Data entries for graphics:

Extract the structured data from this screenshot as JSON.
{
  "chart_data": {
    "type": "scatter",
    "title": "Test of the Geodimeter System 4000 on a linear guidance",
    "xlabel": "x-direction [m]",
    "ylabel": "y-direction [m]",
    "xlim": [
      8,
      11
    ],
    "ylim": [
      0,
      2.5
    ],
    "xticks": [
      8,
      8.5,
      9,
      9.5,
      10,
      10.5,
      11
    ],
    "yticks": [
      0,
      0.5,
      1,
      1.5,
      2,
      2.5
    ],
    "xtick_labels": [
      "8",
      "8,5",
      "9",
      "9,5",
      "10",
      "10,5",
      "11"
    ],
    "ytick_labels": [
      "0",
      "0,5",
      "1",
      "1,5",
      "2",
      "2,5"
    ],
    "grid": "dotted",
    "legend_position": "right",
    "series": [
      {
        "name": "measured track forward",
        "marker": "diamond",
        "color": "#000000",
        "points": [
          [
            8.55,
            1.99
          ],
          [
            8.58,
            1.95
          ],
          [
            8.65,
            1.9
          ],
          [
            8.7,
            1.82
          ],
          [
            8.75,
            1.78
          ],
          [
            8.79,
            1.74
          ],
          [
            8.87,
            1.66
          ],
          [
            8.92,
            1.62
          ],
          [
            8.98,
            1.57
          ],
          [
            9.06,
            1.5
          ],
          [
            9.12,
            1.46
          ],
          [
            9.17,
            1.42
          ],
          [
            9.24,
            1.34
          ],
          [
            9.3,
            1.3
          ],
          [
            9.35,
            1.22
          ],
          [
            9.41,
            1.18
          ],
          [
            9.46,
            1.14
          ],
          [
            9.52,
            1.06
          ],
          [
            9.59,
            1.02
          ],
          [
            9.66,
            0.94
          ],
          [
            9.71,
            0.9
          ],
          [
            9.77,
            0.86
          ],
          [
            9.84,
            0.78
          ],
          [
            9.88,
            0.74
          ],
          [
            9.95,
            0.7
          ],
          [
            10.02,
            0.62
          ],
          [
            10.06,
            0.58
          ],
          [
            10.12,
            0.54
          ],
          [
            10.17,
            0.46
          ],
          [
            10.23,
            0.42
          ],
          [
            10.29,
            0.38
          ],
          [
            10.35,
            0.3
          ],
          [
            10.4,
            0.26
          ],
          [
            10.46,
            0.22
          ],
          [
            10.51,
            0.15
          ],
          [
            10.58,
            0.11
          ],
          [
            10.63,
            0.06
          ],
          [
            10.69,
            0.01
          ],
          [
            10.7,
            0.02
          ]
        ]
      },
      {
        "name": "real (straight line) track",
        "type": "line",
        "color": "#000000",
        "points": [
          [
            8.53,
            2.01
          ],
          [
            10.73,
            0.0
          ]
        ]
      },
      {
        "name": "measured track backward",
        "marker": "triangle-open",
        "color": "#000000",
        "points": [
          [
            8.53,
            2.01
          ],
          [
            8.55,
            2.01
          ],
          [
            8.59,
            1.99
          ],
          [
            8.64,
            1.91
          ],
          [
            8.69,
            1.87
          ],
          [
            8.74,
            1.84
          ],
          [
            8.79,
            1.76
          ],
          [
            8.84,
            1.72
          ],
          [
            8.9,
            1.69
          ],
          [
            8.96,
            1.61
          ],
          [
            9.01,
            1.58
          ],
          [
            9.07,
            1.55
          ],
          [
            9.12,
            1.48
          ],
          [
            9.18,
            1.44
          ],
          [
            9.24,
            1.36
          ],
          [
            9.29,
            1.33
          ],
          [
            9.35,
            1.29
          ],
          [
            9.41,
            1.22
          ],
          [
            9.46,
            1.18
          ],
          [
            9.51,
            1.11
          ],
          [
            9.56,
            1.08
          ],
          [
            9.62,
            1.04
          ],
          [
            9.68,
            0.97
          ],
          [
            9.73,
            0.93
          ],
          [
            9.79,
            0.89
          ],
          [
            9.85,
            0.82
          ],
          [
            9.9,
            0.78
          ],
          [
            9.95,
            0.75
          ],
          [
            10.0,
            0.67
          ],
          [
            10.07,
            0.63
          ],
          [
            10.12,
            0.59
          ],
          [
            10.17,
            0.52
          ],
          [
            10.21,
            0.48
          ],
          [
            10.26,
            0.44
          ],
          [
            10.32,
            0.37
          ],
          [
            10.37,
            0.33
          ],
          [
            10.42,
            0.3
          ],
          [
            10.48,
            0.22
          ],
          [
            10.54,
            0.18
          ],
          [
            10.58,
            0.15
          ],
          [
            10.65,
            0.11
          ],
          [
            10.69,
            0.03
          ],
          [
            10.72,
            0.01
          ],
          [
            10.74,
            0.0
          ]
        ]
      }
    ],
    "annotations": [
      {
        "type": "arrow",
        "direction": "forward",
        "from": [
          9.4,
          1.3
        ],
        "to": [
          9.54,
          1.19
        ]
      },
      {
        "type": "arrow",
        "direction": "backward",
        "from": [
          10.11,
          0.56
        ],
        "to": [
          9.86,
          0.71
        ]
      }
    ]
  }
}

▶ [Work to do]:
Say how many lines hold the word "forward", giving the number and nothing else.

▶ [Exercise response]:
2